SHORT PROBLEM:
Among the lines below, count those containing the word "Team". Give the number only.

DATASET ROWS:

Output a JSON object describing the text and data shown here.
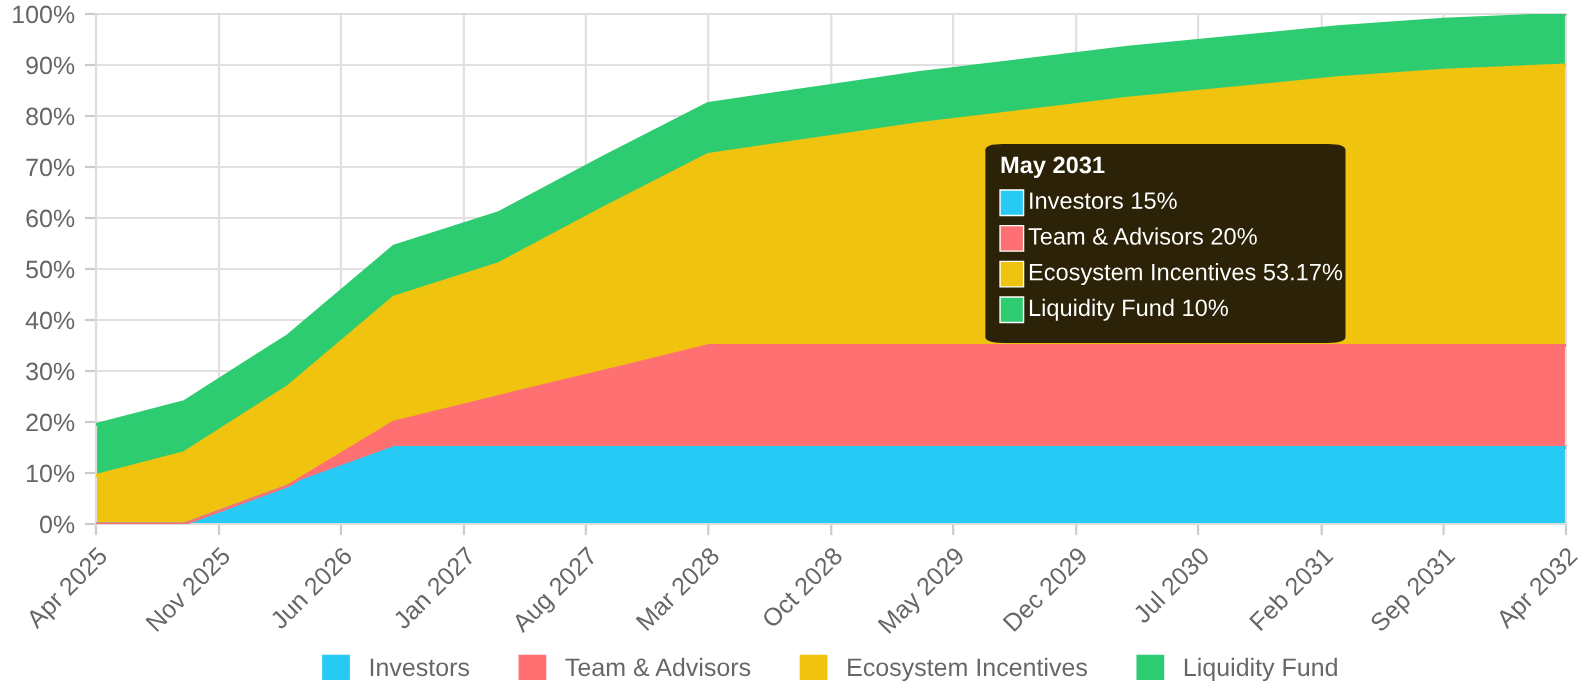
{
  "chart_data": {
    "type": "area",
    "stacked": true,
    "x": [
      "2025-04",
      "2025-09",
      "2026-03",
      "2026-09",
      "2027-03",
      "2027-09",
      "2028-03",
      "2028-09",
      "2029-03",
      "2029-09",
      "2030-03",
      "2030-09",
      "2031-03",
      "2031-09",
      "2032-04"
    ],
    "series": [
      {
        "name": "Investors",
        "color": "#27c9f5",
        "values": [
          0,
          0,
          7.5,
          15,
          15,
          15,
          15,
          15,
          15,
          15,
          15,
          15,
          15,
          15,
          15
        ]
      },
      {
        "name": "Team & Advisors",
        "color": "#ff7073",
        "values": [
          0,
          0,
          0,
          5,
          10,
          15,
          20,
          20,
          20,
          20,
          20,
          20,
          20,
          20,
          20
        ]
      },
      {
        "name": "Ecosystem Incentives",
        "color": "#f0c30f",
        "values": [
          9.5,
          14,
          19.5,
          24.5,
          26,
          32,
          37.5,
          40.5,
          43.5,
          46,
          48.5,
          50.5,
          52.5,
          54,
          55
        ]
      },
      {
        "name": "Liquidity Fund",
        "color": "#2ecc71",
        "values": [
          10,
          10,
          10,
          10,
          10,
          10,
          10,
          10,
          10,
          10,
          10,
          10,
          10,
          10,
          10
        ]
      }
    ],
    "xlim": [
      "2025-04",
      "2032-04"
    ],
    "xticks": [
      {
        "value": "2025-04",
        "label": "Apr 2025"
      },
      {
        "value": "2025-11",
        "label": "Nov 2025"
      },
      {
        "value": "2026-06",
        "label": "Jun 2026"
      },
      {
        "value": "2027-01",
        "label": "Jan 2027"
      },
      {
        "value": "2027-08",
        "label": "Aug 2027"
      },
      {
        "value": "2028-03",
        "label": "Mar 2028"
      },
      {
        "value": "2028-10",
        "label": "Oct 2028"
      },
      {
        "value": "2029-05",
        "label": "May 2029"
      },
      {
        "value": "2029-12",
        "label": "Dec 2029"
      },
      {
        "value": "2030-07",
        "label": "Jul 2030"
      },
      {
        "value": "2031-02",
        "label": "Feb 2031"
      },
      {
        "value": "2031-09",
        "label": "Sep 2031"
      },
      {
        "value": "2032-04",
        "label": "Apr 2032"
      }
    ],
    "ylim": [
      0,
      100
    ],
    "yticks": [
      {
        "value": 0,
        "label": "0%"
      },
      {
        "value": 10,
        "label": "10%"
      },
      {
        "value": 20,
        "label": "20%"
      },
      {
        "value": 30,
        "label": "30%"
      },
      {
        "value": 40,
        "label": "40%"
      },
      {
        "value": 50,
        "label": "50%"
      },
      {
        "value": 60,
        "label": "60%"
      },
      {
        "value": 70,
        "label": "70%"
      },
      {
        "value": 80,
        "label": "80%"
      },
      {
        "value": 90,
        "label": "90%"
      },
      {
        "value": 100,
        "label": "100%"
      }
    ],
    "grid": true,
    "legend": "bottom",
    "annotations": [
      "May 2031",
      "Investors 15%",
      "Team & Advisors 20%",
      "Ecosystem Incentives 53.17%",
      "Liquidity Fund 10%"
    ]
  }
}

---

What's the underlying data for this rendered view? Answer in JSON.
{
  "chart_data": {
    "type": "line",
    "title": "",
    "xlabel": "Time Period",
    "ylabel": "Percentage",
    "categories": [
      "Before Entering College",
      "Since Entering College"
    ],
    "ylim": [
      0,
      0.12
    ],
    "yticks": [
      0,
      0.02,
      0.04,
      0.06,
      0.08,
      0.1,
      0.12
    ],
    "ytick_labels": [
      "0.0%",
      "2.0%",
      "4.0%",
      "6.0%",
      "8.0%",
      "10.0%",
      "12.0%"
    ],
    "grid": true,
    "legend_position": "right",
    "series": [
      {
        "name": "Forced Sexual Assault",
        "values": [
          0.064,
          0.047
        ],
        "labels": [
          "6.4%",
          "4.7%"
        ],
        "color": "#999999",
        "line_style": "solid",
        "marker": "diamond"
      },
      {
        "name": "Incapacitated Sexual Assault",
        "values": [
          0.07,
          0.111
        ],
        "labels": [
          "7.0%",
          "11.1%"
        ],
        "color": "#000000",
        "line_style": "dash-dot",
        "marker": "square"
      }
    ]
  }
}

PROBLEM SOLUTION:
2